── RAW RECORDS ──
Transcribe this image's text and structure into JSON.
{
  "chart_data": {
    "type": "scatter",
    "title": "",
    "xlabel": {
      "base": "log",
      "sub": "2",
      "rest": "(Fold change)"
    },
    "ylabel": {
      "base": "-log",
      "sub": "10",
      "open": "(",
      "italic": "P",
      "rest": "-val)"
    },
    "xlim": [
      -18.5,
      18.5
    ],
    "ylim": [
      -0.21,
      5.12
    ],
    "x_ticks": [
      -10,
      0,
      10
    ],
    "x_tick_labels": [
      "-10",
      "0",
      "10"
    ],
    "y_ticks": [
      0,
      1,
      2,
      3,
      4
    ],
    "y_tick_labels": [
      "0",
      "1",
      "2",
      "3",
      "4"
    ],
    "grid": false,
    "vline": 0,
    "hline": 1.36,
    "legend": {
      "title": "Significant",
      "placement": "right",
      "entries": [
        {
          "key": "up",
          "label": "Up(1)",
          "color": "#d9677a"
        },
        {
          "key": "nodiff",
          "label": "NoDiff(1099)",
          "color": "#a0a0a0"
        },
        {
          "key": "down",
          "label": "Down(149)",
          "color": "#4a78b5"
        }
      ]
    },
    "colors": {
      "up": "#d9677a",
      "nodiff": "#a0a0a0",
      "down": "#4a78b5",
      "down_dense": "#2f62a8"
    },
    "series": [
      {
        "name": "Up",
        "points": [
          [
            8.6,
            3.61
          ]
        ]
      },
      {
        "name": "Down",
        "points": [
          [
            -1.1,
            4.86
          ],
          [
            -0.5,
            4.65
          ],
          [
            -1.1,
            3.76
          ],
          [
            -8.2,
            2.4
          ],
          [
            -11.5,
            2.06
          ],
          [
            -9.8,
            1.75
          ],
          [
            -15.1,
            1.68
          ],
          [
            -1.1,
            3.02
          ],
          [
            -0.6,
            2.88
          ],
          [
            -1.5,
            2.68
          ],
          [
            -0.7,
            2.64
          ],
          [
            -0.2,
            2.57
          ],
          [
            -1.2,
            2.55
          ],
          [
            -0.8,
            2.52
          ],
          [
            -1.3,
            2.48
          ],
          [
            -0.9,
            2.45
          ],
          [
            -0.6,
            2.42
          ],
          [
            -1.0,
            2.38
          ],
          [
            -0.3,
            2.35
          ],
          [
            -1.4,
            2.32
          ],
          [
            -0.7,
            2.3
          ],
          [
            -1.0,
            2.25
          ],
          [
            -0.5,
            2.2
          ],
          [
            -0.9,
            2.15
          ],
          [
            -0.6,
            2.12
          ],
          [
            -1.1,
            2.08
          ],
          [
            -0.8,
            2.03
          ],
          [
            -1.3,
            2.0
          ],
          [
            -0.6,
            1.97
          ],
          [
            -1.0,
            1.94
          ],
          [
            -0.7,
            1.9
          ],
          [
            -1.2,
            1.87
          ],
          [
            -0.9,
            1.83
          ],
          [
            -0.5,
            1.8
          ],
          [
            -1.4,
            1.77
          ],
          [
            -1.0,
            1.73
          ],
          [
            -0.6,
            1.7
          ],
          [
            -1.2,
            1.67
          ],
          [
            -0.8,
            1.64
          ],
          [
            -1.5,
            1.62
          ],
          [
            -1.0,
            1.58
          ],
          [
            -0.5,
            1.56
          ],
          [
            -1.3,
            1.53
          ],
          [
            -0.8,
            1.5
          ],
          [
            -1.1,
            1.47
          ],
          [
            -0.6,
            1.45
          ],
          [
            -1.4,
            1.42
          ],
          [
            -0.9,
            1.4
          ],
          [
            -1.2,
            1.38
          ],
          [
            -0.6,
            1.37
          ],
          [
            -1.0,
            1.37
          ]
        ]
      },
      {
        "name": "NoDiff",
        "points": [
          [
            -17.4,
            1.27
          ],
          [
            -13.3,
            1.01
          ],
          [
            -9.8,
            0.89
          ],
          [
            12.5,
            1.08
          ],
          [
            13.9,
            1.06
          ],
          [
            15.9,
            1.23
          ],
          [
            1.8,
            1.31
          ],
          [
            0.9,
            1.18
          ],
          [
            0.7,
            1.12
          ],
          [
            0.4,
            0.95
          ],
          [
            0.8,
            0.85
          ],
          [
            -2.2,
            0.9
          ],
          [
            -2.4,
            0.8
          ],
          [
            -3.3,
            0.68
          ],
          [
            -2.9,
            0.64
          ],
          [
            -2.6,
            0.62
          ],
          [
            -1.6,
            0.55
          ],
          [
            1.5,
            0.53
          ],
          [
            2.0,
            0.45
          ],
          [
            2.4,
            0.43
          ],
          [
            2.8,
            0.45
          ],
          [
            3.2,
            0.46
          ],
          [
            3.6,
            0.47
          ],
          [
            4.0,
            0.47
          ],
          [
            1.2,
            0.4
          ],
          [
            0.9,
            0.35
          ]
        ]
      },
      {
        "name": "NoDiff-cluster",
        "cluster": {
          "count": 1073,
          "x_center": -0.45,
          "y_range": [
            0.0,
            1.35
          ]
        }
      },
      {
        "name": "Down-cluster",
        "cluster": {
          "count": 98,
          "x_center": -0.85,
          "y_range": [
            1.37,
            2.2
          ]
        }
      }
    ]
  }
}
───
TO DO → Pick out each line containing "name" and report it.

RESULT FOR THIS EXERCISE →
        "name": "Up",
        "name": "Down",
        "name": "NoDiff",
        "name": "NoDiff-cluster",
        "name": "Down-cluster",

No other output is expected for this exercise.